§ REQUIREMENTS
From the entries below, copy every line holding the word "title".

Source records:
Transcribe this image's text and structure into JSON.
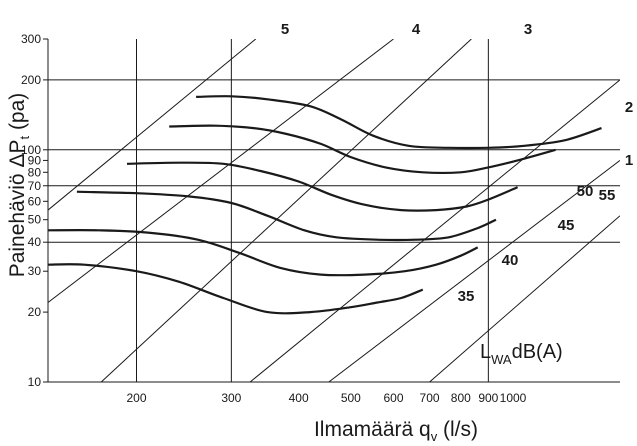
{
  "chart_data": {
    "type": "line",
    "xlabel_main": "Ilmamäärä q",
    "xlabel_sub": "v",
    "xlabel_unit": " (l/s)",
    "ylabel_main": "Painehäviö ΔP",
    "ylabel_sub": "t",
    "ylabel_unit": " (pa)",
    "x_scale": "log",
    "y_scale": "log",
    "xlim": [
      137,
      1580
    ],
    "ylim": [
      10,
      300
    ],
    "x_ticks": [
      {
        "value": 200,
        "label": "200"
      },
      {
        "value": 300,
        "label": "300"
      },
      {
        "value": 400,
        "label": "400"
      },
      {
        "value": 500,
        "label": "500"
      },
      {
        "value": 600,
        "label": "600"
      },
      {
        "value": 700,
        "label": "700"
      },
      {
        "value": 800,
        "label": "800"
      },
      {
        "value": 900,
        "label": "900"
      },
      {
        "value": 1000,
        "label": "1000"
      }
    ],
    "x_gridlines": [
      200,
      300,
      900
    ],
    "y_ticks": [
      {
        "value": 10,
        "label": "10"
      },
      {
        "value": 20,
        "label": "20"
      },
      {
        "value": 30,
        "label": "30"
      },
      {
        "value": 40,
        "label": "40"
      },
      {
        "value": 50,
        "label": "50"
      },
      {
        "value": 60,
        "label": "60"
      },
      {
        "value": 70,
        "label": "70"
      },
      {
        "value": 80,
        "label": "80"
      },
      {
        "value": 90,
        "label": "90"
      },
      {
        "value": 100,
        "label": "100"
      },
      {
        "value": 200,
        "label": "200"
      },
      {
        "value": 300,
        "label": "300"
      }
    ],
    "y_gridlines": [
      40,
      70,
      100,
      200
    ],
    "damper_lines": [
      {
        "label": "5",
        "points": [
          [
            137,
            55
          ],
          [
            333,
            300
          ]
        ]
      },
      {
        "label": "4",
        "points": [
          [
            137,
            22
          ],
          [
            600,
            300
          ]
        ]
      },
      {
        "label": "3",
        "points": [
          [
            172,
            10
          ],
          [
            837,
            300
          ]
        ]
      },
      {
        "label": "2",
        "points": [
          [
            325,
            10
          ],
          [
            1580,
            200
          ]
        ]
      },
      {
        "label": "1",
        "points": [
          [
            455,
            10
          ],
          [
            1580,
            90
          ]
        ]
      },
      {
        "label": "",
        "points": [
          [
            700,
            10
          ],
          [
            1580,
            52
          ]
        ]
      }
    ],
    "sound_curves": [
      {
        "label": "1",
        "points": [
          [
            258,
            169
          ],
          [
            300,
            170
          ],
          [
            350,
            165
          ],
          [
            420,
            154
          ],
          [
            480,
            135
          ],
          [
            550,
            115
          ],
          [
            640,
            104
          ],
          [
            760,
            102
          ],
          [
            900,
            102
          ],
          [
            1050,
            104
          ],
          [
            1250,
            110
          ],
          [
            1460,
            124
          ]
        ]
      },
      {
        "label": "55",
        "points": [
          [
            230,
            126
          ],
          [
            280,
            127
          ],
          [
            330,
            124
          ],
          [
            380,
            117
          ],
          [
            440,
            106
          ],
          [
            500,
            93
          ],
          [
            580,
            84
          ],
          [
            680,
            80
          ],
          [
            800,
            80
          ],
          [
            900,
            84
          ],
          [
            1020,
            90
          ],
          [
            1200,
            100
          ]
        ]
      },
      {
        "label": "50",
        "points": [
          [
            192,
            87
          ],
          [
            240,
            88
          ],
          [
            290,
            87
          ],
          [
            340,
            81
          ],
          [
            400,
            73
          ],
          [
            460,
            64
          ],
          [
            530,
            58
          ],
          [
            620,
            55
          ],
          [
            720,
            55
          ],
          [
            820,
            57
          ],
          [
            900,
            61
          ],
          [
            1020,
            69
          ]
        ]
      },
      {
        "label": "45",
        "points": [
          [
            155,
            66
          ],
          [
            200,
            65
          ],
          [
            250,
            63
          ],
          [
            300,
            59
          ],
          [
            350,
            52
          ],
          [
            410,
            45
          ],
          [
            470,
            42
          ],
          [
            560,
            41
          ],
          [
            660,
            41
          ],
          [
            760,
            42
          ],
          [
            860,
            46
          ],
          [
            930,
            50
          ]
        ]
      },
      {
        "label": "40",
        "points": [
          [
            137,
            45
          ],
          [
            170,
            45
          ],
          [
            210,
            44
          ],
          [
            260,
            41
          ],
          [
            310,
            36
          ],
          [
            370,
            31
          ],
          [
            440,
            29
          ],
          [
            530,
            29
          ],
          [
            630,
            30
          ],
          [
            720,
            32
          ],
          [
            800,
            35
          ],
          [
            860,
            38
          ]
        ]
      },
      {
        "label": "35",
        "points": [
          [
            137,
            32
          ],
          [
            160,
            32
          ],
          [
            200,
            30
          ],
          [
            240,
            27
          ],
          [
            290,
            23
          ],
          [
            350,
            20
          ],
          [
            420,
            20
          ],
          [
            500,
            21
          ],
          [
            560,
            22
          ],
          [
            620,
            23
          ],
          [
            680,
            25
          ]
        ]
      }
    ],
    "legend_note_main": "L",
    "legend_note_sub": "WA",
    "legend_note_unit": "dB(A)"
  }
}
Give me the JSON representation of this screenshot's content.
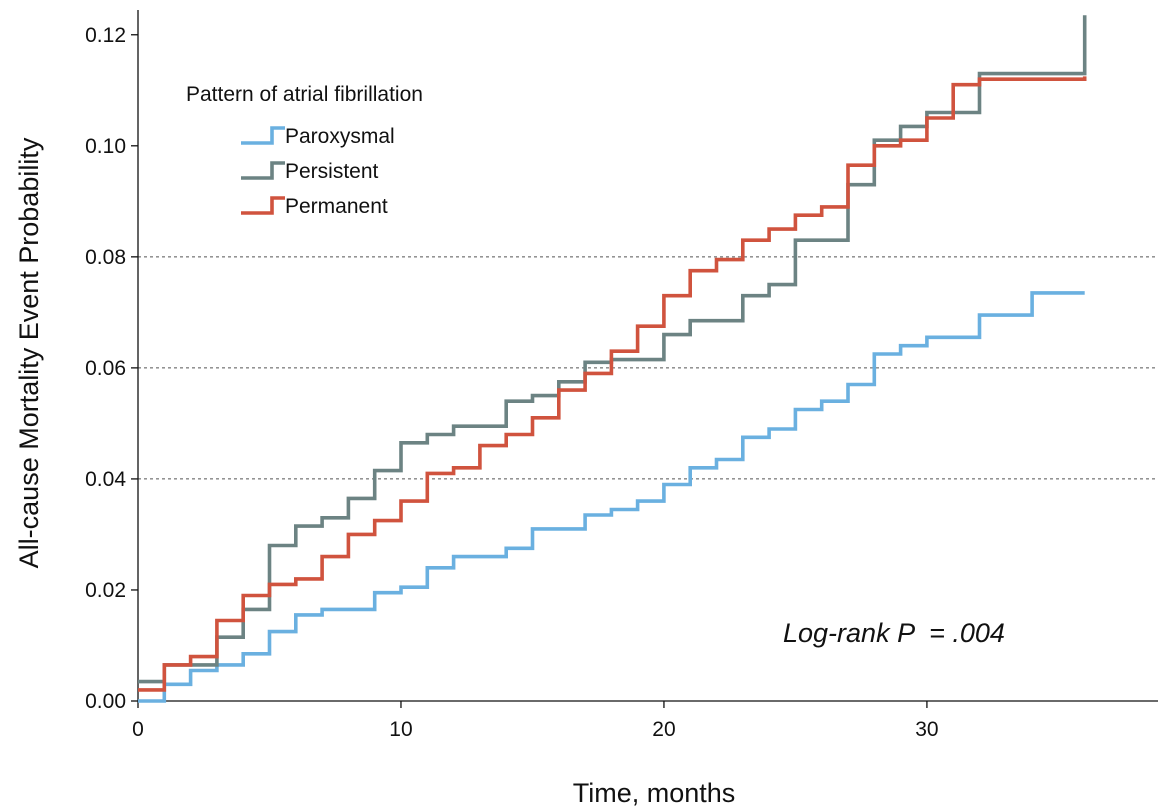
{
  "chart_data": {
    "type": "line",
    "step": true,
    "title": "",
    "xlabel": "Time, months",
    "ylabel": "All-cause Mortality Event Probability",
    "xlim": [
      0,
      37
    ],
    "ylim": [
      0,
      0.125
    ],
    "x_ticks": [
      0,
      10,
      20,
      30
    ],
    "x_tick_labels": [
      "0",
      "10",
      "20",
      "30"
    ],
    "y_ticks": [
      0.0,
      0.02,
      0.04,
      0.06,
      0.08,
      0.1,
      0.12
    ],
    "y_tick_labels": [
      "0.00",
      "0.02",
      "0.04",
      "0.06",
      "0.08",
      "0.10",
      "0.12"
    ],
    "grid": {
      "y_dashed_at": [
        0.04,
        0.06,
        0.08
      ]
    },
    "legend": {
      "title": "Pattern of atrial fibrillation",
      "position": "top-left"
    },
    "annotation": "Log-rank P  = .004",
    "series": [
      {
        "name": "Paroxysmal",
        "color": "#6ab0e0",
        "x": [
          0,
          1,
          2,
          3,
          4,
          5,
          6,
          7,
          9,
          10,
          11,
          12,
          14,
          15,
          17,
          18,
          19,
          20,
          21,
          22,
          23,
          24,
          25,
          26,
          27,
          28,
          29,
          30,
          32,
          34,
          36
        ],
        "y": [
          0.0,
          0.003,
          0.0055,
          0.0065,
          0.0085,
          0.0125,
          0.0155,
          0.0165,
          0.0195,
          0.0205,
          0.024,
          0.026,
          0.0275,
          0.031,
          0.0335,
          0.0345,
          0.036,
          0.039,
          0.042,
          0.0435,
          0.0475,
          0.049,
          0.0525,
          0.054,
          0.057,
          0.0625,
          0.064,
          0.0655,
          0.0695,
          0.0735,
          0.0735
        ]
      },
      {
        "name": "Persistent",
        "color": "#6c8383",
        "x": [
          0,
          1,
          3,
          4,
          5,
          6,
          7,
          8,
          9,
          10,
          11,
          12,
          14,
          15,
          16,
          17,
          18,
          19,
          20,
          21,
          22,
          23,
          24,
          25,
          27,
          28,
          29,
          30,
          31,
          32,
          36
        ],
        "y": [
          0.0035,
          0.0065,
          0.0115,
          0.0165,
          0.028,
          0.0315,
          0.033,
          0.0365,
          0.0415,
          0.0465,
          0.048,
          0.0495,
          0.054,
          0.055,
          0.0575,
          0.061,
          0.0615,
          0.0615,
          0.066,
          0.0685,
          0.0685,
          0.073,
          0.075,
          0.083,
          0.093,
          0.101,
          0.1035,
          0.106,
          0.106,
          0.113,
          0.1235
        ]
      },
      {
        "name": "Permanent",
        "color": "#d0533e",
        "x": [
          0,
          1,
          2,
          3,
          4,
          5,
          6,
          7,
          8,
          9,
          10,
          11,
          12,
          13,
          14,
          15,
          16,
          17,
          18,
          19,
          20,
          21,
          22,
          23,
          24,
          25,
          26,
          27,
          28,
          29,
          30,
          31,
          32,
          36
        ],
        "y": [
          0.002,
          0.0065,
          0.008,
          0.0145,
          0.019,
          0.021,
          0.022,
          0.026,
          0.03,
          0.0325,
          0.036,
          0.041,
          0.042,
          0.046,
          0.048,
          0.051,
          0.056,
          0.059,
          0.063,
          0.0675,
          0.073,
          0.0775,
          0.0795,
          0.083,
          0.085,
          0.0875,
          0.089,
          0.0965,
          0.1,
          0.101,
          0.105,
          0.111,
          0.112,
          0.1125
        ]
      }
    ]
  }
}
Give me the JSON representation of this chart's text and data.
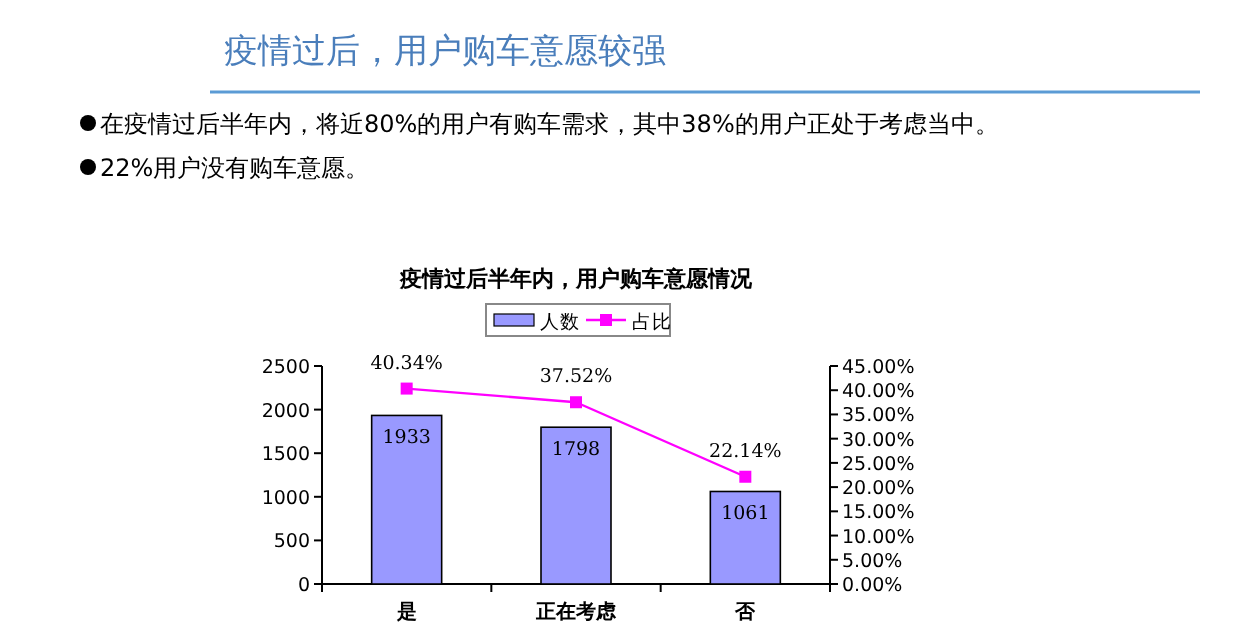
{
  "chart_data": {
    "type": "bar",
    "title": "疫情过后半年内，用户购车意愿情况",
    "annotations": [
      "疫情过后，用户购车意愿较强",
      "在疫情过后半年内，将近80%的用户有购车需求，其中38%的用户正处于考虑当中。",
      "22%用户没有购车意愿。"
    ],
    "categories": [
      "是",
      "正在考虑",
      "否"
    ],
    "series": [
      {
        "name": "人数",
        "color": "#9999ff",
        "values": [
          1933,
          1798,
          1061
        ],
        "value_labels": [
          "1933",
          "1798",
          "1061"
        ]
      },
      {
        "name": "占比",
        "type": "line",
        "axis": "y2",
        "color": "#ff00ff",
        "marker": "square",
        "values": [
          40.34,
          37.52,
          22.14
        ],
        "value_labels": [
          "40.34%",
          "37.52%",
          "22.14%"
        ]
      }
    ],
    "ylim": [
      0,
      2500
    ],
    "yticks": [
      0,
      500,
      1000,
      1500,
      2000,
      2500
    ],
    "y2lim": [
      0,
      45
    ],
    "y2ticks": [
      {
        "value": 0,
        "label": "0.00%"
      },
      {
        "value": 5,
        "label": "5.00%"
      },
      {
        "value": 10,
        "label": "10.00%"
      },
      {
        "value": 15,
        "label": "15.00%"
      },
      {
        "value": 20,
        "label": "20.00%"
      },
      {
        "value": 25,
        "label": "25.00%"
      },
      {
        "value": 30,
        "label": "30.00%"
      },
      {
        "value": 35,
        "label": "35.00%"
      },
      {
        "value": 40,
        "label": "40.00%"
      },
      {
        "value": 45,
        "label": "45.00%"
      }
    ],
    "legend": "top"
  }
}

§ EXERCISE RESULT
    "title": "",
      "title": "Pattern of atrial fibrillation",
    "title": "疫情过后半年内，用户购车意愿情况",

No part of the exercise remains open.